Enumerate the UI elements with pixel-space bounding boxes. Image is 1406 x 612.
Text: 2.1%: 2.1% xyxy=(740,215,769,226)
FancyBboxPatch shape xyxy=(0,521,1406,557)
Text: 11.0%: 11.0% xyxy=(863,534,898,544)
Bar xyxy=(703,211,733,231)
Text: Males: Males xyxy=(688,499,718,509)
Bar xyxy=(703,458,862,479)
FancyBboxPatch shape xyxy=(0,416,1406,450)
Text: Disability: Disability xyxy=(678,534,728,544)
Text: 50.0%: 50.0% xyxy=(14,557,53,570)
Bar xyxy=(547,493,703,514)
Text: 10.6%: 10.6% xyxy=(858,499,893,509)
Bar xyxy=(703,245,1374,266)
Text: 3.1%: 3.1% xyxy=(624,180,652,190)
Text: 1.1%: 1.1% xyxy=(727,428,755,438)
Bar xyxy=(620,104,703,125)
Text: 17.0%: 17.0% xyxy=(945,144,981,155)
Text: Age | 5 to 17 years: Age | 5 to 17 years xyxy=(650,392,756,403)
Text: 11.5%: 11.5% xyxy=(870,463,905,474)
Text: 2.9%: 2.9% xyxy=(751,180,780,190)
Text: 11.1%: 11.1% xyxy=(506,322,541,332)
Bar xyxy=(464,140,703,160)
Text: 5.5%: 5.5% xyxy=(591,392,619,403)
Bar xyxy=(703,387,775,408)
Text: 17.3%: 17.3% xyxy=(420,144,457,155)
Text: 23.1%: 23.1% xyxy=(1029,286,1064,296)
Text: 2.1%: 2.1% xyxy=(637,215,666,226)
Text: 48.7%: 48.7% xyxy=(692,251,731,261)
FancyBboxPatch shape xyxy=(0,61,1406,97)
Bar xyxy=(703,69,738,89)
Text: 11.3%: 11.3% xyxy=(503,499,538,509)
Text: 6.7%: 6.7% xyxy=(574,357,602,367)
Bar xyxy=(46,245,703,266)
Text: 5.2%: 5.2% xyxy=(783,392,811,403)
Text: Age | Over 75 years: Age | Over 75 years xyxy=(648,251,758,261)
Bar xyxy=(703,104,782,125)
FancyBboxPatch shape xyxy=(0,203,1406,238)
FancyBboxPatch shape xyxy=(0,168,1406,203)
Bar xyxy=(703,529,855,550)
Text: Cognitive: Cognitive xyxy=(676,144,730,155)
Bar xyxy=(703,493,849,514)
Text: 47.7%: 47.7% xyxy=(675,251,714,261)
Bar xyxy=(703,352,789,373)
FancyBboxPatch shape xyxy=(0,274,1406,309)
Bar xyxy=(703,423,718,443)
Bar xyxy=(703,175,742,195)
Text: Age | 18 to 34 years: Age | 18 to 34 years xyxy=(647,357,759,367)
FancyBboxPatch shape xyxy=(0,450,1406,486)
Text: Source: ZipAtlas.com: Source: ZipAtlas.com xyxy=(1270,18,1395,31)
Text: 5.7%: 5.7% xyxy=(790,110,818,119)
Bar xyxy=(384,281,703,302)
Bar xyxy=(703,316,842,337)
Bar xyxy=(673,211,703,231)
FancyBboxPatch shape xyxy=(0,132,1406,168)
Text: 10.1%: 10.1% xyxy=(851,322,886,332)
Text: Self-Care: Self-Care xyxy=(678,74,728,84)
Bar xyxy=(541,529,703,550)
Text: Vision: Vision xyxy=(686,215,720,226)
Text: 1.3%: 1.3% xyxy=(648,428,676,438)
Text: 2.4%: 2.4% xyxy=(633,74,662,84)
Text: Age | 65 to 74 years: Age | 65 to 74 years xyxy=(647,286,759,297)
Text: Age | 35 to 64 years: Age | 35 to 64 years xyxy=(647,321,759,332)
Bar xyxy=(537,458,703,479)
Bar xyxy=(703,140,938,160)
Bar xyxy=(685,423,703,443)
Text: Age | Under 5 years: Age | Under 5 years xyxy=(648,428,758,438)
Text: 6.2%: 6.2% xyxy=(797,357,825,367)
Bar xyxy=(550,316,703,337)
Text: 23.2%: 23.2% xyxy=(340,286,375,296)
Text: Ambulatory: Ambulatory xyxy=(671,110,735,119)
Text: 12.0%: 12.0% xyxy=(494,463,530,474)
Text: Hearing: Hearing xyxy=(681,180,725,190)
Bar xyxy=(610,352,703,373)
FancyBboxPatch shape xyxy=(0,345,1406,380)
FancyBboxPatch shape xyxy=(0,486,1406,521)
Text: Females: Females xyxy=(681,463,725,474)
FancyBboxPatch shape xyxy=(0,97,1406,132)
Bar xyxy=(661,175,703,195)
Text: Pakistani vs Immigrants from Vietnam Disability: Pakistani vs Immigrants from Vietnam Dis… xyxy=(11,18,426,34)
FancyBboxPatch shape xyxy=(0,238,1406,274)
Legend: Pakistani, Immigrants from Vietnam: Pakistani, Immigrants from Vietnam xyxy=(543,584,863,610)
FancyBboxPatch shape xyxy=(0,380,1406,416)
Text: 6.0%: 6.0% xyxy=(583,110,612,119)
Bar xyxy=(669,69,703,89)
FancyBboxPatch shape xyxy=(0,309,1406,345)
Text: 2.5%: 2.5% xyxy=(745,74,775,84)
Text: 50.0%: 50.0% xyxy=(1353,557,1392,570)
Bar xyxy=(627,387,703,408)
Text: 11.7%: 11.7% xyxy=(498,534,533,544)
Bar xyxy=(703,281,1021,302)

- [Request] List every line of the records that contains the string "Immigrants".

- [Task solution]
Text: Pakistani vs Immigrants from Vietnam Disability: Pakistani vs Immigrants from Vietnam Dis… xyxy=(11,18,426,34)
Legend: Pakistani, Immigrants from Vietnam: Pakistani, Immigrants from Vietnam xyxy=(543,584,863,610)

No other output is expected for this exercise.